▶ [PASSAGE GIVEN]:

"""

This reminds me of the end of MGS4. I consider myself a decent button masher, but by the time Snake dragged his old ass through that laser hall my thumb was dead.

Traab
2015-08-17, 02:39 PM
Also, I don't know if this applies to anyone else, but I loved it when normal base-building RTSs had those rare tactical missions where you only went with the few units who were given to you at the start of the mission. Had them in Age of Empires(?), C&C, Starcraft, Warcraft, etc.

Generally, unless a minigame/puzzle/event isn't entirely impassable or incredibly repetitive, I like them. Games should be either short if their flow is unbroken, or try different things within itself if they are rather lengthy.

"""

▶ [EXERCISE TASK A]:
Retype the whole passage about minigames and tactical missions in games, word for word.

▶ [PROVIDED INFORMATION]:

"""

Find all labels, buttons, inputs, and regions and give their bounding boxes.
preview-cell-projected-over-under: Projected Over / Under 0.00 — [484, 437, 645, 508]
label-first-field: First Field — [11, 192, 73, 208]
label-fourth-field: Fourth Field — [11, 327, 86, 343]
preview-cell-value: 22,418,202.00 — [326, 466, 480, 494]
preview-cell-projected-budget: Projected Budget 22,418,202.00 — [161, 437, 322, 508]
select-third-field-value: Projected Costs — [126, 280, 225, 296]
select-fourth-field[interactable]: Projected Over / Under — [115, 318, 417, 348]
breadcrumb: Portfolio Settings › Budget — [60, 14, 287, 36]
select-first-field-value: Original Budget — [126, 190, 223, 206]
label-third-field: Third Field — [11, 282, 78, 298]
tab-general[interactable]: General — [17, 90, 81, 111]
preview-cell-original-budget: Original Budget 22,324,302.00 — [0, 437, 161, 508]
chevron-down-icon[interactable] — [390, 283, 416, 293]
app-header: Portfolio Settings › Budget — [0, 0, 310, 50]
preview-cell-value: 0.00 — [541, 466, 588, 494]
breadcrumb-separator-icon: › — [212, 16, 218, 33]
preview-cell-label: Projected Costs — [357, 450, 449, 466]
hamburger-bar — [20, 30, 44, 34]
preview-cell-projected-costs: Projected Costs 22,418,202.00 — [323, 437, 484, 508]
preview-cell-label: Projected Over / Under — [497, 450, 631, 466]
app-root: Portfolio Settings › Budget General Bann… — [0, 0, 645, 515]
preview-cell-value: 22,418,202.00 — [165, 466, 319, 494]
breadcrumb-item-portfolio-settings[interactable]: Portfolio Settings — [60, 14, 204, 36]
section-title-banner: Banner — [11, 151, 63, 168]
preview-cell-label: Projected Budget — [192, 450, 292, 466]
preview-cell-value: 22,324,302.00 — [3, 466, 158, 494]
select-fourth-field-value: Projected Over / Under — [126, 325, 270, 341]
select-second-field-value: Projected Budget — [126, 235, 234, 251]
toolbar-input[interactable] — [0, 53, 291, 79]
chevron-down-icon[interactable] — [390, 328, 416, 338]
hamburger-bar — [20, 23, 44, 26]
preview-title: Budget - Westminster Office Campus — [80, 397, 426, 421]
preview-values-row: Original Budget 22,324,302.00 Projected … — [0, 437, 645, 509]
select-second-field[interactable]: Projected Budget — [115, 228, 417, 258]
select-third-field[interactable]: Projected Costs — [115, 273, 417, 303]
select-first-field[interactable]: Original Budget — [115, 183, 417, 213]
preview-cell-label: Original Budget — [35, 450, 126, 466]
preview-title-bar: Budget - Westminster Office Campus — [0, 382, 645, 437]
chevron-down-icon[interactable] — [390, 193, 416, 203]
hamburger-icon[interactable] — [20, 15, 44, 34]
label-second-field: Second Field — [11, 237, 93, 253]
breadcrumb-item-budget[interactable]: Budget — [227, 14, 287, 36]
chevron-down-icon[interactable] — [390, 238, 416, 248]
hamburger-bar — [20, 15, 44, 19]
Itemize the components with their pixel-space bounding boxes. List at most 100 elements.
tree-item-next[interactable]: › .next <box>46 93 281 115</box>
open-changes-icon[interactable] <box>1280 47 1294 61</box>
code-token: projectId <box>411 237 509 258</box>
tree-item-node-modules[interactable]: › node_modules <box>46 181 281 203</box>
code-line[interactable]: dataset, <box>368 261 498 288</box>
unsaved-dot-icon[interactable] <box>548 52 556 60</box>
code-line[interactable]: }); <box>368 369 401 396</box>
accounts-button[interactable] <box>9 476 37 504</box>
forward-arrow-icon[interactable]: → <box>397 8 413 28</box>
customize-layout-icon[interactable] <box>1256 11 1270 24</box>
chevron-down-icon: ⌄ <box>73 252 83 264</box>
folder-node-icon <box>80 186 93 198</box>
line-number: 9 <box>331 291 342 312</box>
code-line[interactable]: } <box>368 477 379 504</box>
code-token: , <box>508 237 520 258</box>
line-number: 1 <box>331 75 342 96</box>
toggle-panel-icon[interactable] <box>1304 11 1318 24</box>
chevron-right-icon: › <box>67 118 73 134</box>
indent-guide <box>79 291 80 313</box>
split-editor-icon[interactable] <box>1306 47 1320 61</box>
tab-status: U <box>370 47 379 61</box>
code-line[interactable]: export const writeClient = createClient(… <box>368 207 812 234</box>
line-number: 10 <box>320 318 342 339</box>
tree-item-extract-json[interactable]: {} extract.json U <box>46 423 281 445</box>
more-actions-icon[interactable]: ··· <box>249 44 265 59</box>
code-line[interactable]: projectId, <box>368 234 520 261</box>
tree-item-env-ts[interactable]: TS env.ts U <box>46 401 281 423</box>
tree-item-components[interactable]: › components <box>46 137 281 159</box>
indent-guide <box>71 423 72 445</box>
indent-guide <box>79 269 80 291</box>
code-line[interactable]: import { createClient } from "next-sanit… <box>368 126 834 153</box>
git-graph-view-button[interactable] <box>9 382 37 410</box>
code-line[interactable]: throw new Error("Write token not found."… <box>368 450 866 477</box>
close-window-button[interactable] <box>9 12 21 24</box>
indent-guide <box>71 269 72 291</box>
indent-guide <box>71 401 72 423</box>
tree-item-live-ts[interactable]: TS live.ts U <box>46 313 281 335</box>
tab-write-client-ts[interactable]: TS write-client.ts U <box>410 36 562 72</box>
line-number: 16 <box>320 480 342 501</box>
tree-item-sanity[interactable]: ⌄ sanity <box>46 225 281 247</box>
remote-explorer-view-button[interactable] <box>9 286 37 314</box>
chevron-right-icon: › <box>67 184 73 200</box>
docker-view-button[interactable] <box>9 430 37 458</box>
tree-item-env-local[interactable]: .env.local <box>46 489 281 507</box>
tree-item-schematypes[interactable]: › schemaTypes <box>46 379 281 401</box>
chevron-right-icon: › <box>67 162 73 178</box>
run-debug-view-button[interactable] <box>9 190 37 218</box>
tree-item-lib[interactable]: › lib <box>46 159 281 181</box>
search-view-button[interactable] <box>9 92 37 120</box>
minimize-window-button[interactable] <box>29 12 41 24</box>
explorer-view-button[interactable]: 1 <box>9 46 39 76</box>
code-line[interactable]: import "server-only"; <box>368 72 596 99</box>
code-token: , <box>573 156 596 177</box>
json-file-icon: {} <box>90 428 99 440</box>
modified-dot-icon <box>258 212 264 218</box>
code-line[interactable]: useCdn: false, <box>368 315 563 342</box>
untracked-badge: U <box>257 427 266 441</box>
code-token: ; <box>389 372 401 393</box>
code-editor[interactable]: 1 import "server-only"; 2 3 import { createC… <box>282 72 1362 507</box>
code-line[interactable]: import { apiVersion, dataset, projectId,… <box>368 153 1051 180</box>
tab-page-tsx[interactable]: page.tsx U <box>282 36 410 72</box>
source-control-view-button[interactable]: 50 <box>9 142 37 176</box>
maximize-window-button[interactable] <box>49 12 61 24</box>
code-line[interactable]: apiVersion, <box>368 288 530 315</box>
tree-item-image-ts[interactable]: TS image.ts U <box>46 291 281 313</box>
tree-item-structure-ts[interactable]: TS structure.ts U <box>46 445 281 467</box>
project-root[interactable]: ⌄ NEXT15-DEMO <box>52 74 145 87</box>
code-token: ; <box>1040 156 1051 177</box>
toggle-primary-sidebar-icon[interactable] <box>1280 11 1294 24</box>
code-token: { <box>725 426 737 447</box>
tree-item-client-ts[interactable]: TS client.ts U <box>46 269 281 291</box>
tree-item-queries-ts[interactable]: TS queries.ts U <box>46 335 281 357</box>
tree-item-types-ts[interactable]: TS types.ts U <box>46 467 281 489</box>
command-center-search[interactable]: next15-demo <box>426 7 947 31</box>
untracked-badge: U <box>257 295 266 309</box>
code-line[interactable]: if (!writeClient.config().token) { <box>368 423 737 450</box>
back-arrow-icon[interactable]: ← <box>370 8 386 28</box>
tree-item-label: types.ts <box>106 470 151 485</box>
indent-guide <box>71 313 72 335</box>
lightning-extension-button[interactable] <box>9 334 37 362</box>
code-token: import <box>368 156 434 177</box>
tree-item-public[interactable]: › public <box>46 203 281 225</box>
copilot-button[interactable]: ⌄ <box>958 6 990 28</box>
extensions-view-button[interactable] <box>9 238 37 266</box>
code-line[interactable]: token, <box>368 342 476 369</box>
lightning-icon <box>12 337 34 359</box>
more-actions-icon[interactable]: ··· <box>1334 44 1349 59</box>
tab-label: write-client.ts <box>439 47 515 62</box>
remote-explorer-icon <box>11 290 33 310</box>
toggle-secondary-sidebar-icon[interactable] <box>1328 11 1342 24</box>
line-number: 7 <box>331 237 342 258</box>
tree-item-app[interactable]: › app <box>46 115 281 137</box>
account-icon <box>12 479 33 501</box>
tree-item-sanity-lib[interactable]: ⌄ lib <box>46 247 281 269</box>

"""

▶ [EXERCISE TASK B]:
Repeat the rows word for word, starting with the first row and going on through the row that contains "chevron-down-icon[interactable] — [390, 283, 416, 293]", both included.

▶ [CORRECT OUTPUT A]:
This reminds me of the end of MGS4. I consider myself a decent button masher, but by the time Snake dragged his old ass through that laser hall my thumb was dead.

Traab
2015-08-17, 02:39 PM
Also, I don't know if this applies to anyone else, but I loved it when normal base-building RTSs had those rare tactical missions where you only went with the few units who were given to you at the start of the mission. Had them in Age of Empires(?), C&C, Starcraft, Warcraft, etc.

Generally, unless a minigame/puzzle/event isn't entirely impassable or incredibly repetitive, I like them. Games should be either short if their flow is unbroken, or try different things within itself if they are rather lengthy.

▶ [CORRECT OUTPUT B]:
Find all labels, buttons, inputs, and regions and give their bounding boxes.
preview-cell-projected-over-under: Projected Over / Under 0.00 — [484, 437, 645, 508]
label-first-field: First Field — [11, 192, 73, 208]
label-fourth-field: Fourth Field — [11, 327, 86, 343]
preview-cell-value: 22,418,202.00 — [326, 466, 480, 494]
preview-cell-projected-budget: Projected Budget 22,418,202.00 — [161, 437, 322, 508]
select-third-field-value: Projected Costs — [126, 280, 225, 296]
select-fourth-field[interactable]: Projected Over / Under — [115, 318, 417, 348]
breadcrumb: Portfolio Settings › Budget — [60, 14, 287, 36]
select-first-field-value: Original Budget — [126, 190, 223, 206]
label-third-field: Third Field — [11, 282, 78, 298]
tab-general[interactable]: General — [17, 90, 81, 111]
preview-cell-original-budget: Original Budget 22,324,302.00 — [0, 437, 161, 508]
chevron-down-icon[interactable] — [390, 283, 416, 293]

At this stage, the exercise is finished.